:: Text excerpt ::
◆ ◆ ◆
As far as Speedotron flash heads...they are made of metal...they last 40 to 50 years. When they get dropped, they do not break. They might dent, but they do not stop working. Used M90 lights come up for $45 apiece occasionally, $50,$60 quite often...I have some made in the 1980's, 1990's, 2000's...there are literally three full decades' worth of "new-style Brown Line heads on the market...so buying "new" ones makes very little sense...we;'re dealing with a "lifetime build quality" product made with simple technology, versus a new product, the Einstein, that is three years late, didn't work right when it finally made it, and is made offshore and is designed to be swapped out when dropped...

Once a guy BUYS a lighting system, it is "used"; "New" lighting is for suckers, in my book. If a person needs lights, and buys Speedotron, they are buying lifetime-level lighting gear and letting some sucker take the depreciation factor, and getting the same stuff for 25% of retail cost--or less.

ebay: "Einstein, in Cameras and Photo", 5 items, NO LIGHTS though: Einstein | eBay

eBay: "Speedotron, in same category" 278 items, LOADs of items. Speedotron | eBay


----------



## Big Mike

Fair enough.  :salute:


----------



## MLeeK

I knew someone would have a good argument for/against them! 
So, Derrel... I have never looked at the speedtron stuff and I think I need an education... 
Can you break it all down in moron terms for me?
As in what all would I need? If I were to add 2 main units or if I were to go with a full 4 light setup... 

Is there a difference in triggering?


----------



## KmH

Speedotron Products


----------



## MLeeK

So, with the speedtron I am using a power pack always, right? And the power pack is what determines the output of the light?


----------



## Derrel

Yeah...the power pack has 3,4, or 6 outlets in Speedotron. MOST have 4 outlets; older, 1200, 2400,and 4800 watt-second packs have SIX outlets, in three different power channels, plus a "variator" or 1/3 stop click-stopped adjustment dial over a three f/stop range, basically.

Right now, today, the week before Christmas, there are four absolutely fantastic deals on some older Speedo gear. I prefer the 2403 or 2401 packs...six outlets, three channels, built like a battleship. There are two 2401 packs for $199 each, Buy It Now. And a 1201A for also the same price. All are 6-outlet packs. NEWER 1200- and 2400-packs are 4-outlets.

With a 2400 W-S pack, you can have six lights, all at 400 W-S. Or, one at 1200, and 3 at 400. Or three at 600 w-s, or 2 heads at 1200,whatever. HUNDREDS of combinations. The power packs use a combination of switches and the variator, to determine the light output combos. 56 to over 500 discrete power output levels and combos, depending on the pack in use. 

Black Line lighting units ALL use the Speedotron Universal Mount bayonet-mounting accessories. Brown Line has only ONE flash head that uses Universal Mount, and that is the M-11 or M-11 Q flash head. Brown Line power supplies are all 4-outlet,two channel, with much less adjustability,and have no click-stopped power dial-down.
◆ ◆ ◆
:: Dataset ::
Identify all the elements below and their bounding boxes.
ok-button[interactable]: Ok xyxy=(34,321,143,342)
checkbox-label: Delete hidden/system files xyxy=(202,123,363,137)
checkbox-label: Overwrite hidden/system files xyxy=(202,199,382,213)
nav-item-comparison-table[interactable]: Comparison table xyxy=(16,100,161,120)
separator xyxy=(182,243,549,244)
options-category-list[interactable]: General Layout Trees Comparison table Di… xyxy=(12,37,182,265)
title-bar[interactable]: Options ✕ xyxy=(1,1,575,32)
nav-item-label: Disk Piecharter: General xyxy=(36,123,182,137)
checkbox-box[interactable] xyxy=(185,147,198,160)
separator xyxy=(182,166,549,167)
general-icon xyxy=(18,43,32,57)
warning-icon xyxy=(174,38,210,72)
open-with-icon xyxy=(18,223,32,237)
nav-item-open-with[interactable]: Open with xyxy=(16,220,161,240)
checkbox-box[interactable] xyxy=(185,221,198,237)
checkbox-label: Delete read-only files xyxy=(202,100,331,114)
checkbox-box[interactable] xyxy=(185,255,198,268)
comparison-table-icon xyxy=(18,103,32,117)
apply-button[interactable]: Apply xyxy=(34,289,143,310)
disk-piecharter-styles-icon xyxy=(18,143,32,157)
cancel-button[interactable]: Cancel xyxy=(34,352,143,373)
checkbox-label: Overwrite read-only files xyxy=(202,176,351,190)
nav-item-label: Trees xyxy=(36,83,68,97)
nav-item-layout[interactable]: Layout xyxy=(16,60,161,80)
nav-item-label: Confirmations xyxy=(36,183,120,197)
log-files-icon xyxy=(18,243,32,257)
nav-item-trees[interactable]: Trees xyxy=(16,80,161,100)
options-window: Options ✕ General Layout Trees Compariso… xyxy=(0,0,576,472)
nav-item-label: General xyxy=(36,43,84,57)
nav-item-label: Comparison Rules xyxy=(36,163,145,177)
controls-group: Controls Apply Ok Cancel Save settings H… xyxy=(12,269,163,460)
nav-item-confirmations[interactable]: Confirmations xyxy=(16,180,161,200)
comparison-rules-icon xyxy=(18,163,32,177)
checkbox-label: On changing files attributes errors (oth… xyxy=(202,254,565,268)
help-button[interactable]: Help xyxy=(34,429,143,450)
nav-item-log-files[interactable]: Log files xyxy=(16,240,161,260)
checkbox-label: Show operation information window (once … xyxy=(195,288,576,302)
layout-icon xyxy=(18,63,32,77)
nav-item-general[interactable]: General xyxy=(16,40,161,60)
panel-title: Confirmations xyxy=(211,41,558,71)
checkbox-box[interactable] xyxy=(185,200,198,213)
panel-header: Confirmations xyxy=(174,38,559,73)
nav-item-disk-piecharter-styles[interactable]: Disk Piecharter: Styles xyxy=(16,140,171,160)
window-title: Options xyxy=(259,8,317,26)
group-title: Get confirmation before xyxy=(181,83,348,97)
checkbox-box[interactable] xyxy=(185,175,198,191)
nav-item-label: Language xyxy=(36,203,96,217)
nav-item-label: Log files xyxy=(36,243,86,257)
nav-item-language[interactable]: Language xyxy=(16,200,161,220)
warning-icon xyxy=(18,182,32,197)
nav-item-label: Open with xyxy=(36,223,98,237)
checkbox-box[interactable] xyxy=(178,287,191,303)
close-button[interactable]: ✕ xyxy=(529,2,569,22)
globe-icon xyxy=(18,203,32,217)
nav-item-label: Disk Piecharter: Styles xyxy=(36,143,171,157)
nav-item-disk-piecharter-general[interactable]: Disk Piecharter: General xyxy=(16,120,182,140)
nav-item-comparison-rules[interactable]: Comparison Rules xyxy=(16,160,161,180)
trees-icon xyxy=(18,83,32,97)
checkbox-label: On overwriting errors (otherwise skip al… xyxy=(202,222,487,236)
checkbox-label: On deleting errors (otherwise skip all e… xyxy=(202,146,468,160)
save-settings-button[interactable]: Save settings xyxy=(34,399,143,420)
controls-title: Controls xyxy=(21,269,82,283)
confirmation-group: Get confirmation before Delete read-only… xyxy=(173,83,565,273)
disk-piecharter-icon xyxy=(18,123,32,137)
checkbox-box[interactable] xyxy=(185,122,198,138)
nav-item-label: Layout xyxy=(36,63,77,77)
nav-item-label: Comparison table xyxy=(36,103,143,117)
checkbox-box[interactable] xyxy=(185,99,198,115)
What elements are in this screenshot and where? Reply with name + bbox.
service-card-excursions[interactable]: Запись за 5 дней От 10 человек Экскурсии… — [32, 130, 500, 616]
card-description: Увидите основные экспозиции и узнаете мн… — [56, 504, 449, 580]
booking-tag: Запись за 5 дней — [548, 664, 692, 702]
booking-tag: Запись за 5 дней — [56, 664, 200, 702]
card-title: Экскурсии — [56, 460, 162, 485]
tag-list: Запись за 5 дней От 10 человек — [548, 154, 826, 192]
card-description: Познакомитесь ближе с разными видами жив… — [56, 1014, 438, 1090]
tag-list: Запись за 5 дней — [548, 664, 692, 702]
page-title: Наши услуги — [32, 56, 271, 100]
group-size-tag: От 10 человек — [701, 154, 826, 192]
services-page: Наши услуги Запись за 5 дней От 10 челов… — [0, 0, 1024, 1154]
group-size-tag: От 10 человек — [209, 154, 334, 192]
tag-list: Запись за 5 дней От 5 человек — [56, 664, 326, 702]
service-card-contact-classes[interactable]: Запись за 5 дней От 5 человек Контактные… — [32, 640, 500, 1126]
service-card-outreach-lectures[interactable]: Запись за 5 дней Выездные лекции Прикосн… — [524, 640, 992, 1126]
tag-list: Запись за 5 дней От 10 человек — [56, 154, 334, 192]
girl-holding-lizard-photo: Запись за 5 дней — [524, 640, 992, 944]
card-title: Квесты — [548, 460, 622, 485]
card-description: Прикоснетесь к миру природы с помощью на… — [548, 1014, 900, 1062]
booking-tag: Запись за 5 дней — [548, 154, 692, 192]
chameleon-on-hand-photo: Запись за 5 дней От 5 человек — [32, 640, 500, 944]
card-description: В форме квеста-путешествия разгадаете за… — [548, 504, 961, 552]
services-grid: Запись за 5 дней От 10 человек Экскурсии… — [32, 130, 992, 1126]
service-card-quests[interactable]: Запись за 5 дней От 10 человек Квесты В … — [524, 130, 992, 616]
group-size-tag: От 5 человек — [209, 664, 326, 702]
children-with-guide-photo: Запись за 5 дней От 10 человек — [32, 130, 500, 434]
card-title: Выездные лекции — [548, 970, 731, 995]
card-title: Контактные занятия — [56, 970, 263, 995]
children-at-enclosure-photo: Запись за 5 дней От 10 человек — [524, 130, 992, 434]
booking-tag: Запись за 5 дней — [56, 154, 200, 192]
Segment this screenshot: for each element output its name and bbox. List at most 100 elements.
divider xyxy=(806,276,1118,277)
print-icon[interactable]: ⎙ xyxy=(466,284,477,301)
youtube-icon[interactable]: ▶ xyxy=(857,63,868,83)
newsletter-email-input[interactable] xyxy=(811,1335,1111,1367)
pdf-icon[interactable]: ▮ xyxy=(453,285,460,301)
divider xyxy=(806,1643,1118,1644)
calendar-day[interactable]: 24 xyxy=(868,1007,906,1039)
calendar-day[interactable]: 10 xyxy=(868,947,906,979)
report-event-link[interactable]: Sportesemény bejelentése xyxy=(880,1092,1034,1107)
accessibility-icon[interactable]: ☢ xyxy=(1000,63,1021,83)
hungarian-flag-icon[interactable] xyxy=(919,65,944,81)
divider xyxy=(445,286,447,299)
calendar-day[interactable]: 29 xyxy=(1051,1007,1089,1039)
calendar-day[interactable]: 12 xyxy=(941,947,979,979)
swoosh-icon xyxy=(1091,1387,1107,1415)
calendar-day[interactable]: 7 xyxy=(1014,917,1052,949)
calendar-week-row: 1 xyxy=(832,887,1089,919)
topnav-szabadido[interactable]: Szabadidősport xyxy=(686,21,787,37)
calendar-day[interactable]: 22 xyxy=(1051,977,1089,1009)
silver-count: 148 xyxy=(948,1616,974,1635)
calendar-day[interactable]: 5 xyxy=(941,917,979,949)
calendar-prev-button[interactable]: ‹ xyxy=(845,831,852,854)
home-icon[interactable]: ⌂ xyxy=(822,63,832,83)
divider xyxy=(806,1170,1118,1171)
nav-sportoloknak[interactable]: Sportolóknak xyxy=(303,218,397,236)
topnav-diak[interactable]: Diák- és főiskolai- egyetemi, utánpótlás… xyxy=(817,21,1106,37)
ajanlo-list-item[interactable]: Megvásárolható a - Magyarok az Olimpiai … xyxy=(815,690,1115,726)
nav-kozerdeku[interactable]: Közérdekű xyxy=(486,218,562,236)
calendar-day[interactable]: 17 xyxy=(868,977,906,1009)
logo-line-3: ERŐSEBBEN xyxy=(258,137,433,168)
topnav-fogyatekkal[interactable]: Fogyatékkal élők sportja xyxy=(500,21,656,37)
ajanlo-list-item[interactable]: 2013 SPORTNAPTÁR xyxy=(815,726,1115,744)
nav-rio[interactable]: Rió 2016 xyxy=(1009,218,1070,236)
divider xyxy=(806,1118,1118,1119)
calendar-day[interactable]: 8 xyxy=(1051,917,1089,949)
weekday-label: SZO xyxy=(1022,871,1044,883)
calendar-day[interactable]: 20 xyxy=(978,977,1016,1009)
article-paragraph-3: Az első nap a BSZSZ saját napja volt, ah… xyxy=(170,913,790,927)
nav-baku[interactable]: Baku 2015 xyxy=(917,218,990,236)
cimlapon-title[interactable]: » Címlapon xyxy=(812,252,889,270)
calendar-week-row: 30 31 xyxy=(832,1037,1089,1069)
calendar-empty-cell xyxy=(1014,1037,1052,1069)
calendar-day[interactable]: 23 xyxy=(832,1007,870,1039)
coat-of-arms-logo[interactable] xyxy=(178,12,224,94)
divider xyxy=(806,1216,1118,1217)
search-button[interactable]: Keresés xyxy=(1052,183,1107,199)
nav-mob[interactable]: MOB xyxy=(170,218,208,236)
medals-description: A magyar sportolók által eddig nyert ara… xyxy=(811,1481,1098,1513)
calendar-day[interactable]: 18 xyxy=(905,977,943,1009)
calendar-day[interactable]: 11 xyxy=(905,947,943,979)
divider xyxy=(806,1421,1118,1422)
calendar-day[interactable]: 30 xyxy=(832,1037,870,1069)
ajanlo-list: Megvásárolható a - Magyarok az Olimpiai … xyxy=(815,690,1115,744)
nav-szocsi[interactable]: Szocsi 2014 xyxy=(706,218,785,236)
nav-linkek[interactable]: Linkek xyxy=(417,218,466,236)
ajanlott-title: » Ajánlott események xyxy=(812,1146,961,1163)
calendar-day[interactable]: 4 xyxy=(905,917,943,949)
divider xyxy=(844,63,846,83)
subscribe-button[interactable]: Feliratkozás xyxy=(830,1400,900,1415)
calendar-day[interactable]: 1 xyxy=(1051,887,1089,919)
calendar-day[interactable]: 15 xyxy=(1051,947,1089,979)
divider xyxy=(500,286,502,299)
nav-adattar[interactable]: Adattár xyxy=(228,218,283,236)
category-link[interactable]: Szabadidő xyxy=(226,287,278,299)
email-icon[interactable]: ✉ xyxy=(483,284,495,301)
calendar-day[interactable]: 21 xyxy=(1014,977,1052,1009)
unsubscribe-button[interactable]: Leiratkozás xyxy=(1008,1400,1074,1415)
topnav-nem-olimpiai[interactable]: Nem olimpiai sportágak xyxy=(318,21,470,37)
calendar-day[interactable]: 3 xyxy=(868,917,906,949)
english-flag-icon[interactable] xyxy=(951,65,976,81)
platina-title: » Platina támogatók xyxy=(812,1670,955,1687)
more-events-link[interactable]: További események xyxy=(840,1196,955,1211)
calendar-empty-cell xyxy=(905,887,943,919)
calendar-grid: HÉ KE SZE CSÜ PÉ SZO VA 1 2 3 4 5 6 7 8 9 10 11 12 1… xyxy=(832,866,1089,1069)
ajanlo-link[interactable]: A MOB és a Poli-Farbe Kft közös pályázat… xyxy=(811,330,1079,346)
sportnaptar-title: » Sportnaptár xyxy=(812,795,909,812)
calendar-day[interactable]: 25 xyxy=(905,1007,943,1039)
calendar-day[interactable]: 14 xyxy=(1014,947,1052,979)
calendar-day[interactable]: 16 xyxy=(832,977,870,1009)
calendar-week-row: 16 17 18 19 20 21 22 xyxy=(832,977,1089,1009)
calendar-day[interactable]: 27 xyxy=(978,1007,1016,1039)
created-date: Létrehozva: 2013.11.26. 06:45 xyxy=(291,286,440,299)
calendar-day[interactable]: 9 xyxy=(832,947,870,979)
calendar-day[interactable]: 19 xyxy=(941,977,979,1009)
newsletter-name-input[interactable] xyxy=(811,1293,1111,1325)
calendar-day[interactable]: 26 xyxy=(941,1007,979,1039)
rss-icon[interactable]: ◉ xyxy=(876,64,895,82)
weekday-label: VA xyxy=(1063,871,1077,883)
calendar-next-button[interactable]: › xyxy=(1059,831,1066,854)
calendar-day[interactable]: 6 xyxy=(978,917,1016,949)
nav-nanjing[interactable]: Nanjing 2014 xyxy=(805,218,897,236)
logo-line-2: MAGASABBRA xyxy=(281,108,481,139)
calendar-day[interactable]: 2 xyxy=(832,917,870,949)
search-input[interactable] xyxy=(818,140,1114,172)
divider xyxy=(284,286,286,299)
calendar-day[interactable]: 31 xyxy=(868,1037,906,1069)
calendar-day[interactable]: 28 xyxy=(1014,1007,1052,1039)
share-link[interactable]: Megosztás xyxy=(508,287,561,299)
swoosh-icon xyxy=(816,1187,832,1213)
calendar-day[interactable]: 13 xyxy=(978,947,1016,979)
◆ ◆ ◆
Reproduce, word for word, the stretch of the Speedotron lighting thread from "Can you break" through "4 light setup...". The items have no role here.

Can you break it all down in moron terms for me?
As in what all would I need? If I were to add 2 main units or if I were to go with a full 4 light setup...